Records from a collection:
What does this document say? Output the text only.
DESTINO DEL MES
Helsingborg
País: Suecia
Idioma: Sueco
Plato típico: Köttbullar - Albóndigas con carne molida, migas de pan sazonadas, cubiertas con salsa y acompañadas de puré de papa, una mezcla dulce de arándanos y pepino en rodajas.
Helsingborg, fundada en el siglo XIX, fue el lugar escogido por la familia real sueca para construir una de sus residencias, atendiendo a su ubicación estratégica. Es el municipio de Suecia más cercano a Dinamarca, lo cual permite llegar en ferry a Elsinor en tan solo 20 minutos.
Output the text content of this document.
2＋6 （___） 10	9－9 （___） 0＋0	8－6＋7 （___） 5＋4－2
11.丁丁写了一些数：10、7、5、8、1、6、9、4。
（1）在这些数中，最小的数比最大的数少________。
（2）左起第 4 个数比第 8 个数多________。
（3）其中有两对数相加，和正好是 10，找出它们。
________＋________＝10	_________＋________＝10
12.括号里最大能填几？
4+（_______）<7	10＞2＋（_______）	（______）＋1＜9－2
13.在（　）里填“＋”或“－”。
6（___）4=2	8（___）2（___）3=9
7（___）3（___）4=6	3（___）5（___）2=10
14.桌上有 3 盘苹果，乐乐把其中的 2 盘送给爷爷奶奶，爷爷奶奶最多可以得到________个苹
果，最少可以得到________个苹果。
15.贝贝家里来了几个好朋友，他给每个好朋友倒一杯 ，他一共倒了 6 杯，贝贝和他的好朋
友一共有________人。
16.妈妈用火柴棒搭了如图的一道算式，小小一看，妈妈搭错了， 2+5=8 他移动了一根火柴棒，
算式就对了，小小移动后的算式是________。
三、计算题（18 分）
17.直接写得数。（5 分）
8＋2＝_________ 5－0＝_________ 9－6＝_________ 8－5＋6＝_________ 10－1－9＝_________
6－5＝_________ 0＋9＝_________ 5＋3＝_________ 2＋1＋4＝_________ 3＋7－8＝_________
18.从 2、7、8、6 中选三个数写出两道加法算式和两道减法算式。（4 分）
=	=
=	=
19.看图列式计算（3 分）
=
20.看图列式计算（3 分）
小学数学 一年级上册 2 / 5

==

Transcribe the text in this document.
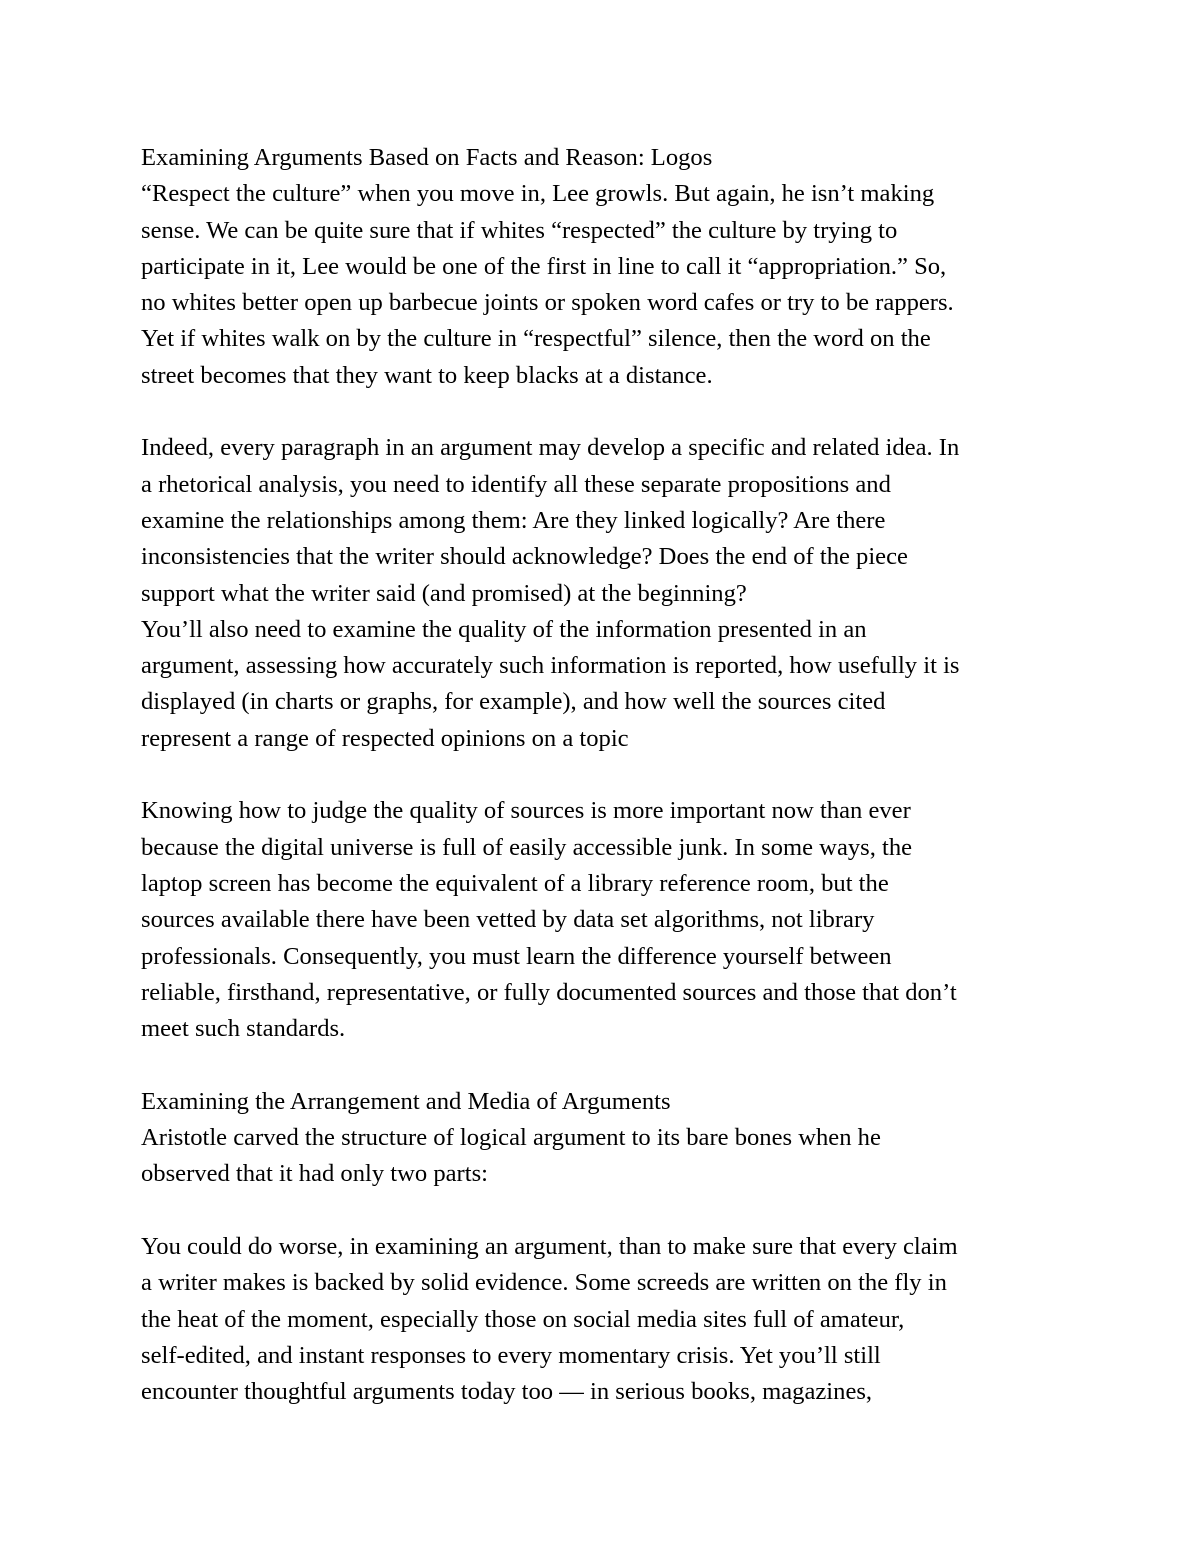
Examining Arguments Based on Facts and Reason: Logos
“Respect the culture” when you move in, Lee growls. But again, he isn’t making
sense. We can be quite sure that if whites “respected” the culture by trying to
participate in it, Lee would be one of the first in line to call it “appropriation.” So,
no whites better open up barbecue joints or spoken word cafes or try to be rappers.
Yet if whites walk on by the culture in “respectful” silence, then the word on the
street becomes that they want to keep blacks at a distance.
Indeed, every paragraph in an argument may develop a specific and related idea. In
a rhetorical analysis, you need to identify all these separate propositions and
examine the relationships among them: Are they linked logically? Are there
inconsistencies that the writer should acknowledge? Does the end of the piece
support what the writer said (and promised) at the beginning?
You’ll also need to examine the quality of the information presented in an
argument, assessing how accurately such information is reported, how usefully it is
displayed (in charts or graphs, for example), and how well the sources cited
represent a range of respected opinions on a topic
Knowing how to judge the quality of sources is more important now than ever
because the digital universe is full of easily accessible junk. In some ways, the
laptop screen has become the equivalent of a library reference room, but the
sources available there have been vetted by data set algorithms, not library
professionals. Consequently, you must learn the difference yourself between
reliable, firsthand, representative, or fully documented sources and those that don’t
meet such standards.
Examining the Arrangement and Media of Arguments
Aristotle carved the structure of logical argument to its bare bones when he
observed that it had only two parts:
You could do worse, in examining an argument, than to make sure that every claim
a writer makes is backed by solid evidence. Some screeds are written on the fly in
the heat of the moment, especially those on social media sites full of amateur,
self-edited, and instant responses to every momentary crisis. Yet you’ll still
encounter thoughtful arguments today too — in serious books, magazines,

Instructions to follow:
Select all lines in the listing that include the word "this".

Result of the task:
What does this document say? Output the text only.
Output the text content of this document.
Transcribe the text in this document.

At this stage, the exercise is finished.